Scan the entries for the string "National" and give the number of lines that have it, nothing further.
----
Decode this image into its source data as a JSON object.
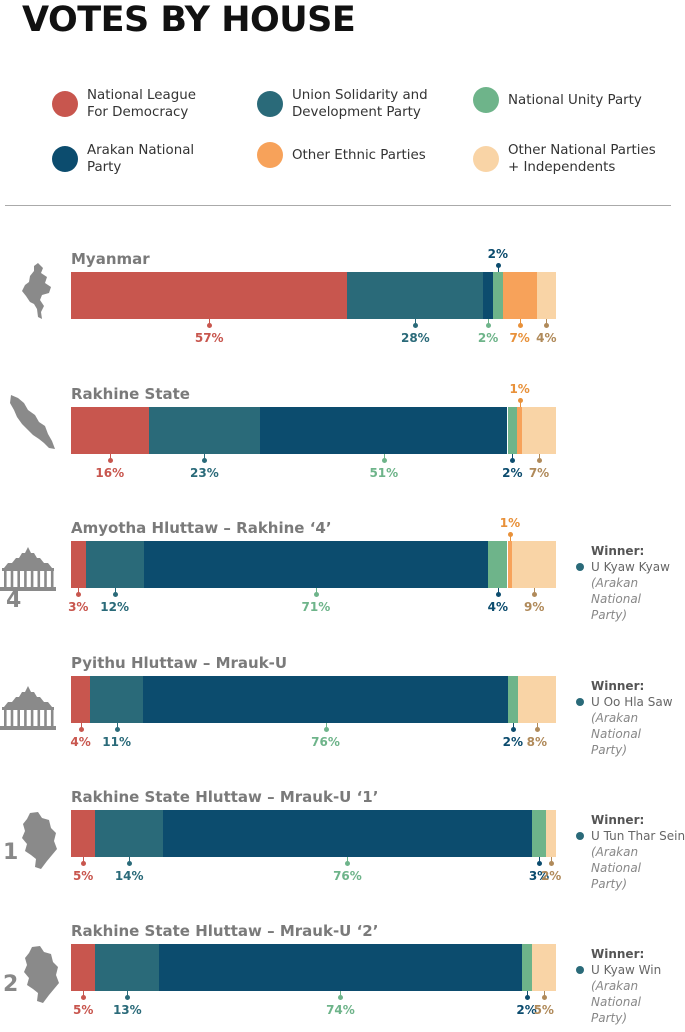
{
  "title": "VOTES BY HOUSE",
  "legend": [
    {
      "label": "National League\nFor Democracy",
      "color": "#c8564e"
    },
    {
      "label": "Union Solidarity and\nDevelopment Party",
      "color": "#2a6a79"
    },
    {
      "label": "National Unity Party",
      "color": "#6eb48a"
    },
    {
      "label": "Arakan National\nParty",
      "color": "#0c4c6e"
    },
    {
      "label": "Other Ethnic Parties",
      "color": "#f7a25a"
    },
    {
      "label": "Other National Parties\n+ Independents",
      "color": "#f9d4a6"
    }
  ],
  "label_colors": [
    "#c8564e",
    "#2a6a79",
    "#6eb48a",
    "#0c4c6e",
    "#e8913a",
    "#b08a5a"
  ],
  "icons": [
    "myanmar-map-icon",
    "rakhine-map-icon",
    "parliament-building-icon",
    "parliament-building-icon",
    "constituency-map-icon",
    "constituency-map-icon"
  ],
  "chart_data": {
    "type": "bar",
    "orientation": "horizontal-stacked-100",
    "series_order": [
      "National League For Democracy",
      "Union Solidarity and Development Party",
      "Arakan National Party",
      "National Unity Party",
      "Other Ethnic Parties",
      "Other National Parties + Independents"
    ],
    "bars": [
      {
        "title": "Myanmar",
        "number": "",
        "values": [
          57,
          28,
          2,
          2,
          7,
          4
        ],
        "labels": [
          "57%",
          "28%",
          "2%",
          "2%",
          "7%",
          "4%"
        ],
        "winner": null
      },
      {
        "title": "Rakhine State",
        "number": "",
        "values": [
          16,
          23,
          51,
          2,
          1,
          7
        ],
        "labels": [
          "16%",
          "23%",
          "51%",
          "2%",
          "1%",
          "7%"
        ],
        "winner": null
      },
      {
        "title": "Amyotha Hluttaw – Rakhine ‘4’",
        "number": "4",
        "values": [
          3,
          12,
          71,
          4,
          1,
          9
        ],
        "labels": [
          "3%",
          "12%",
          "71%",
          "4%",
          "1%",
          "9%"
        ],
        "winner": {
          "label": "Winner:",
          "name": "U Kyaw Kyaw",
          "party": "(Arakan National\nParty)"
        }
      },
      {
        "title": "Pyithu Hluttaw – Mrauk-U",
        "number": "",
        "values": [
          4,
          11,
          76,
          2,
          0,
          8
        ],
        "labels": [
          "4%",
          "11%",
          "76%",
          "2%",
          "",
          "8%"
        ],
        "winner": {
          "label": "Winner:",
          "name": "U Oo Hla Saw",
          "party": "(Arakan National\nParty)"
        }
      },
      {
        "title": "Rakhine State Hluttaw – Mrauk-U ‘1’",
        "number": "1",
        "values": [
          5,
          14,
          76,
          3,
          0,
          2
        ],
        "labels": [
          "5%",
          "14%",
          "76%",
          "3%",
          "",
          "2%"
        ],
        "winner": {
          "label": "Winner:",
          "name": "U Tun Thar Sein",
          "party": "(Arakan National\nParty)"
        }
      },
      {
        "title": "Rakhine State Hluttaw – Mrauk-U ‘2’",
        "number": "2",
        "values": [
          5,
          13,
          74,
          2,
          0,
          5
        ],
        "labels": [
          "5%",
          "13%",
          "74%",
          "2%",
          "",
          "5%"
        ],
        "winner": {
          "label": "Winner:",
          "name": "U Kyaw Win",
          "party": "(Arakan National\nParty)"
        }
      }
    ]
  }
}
----
Exercise solution → 12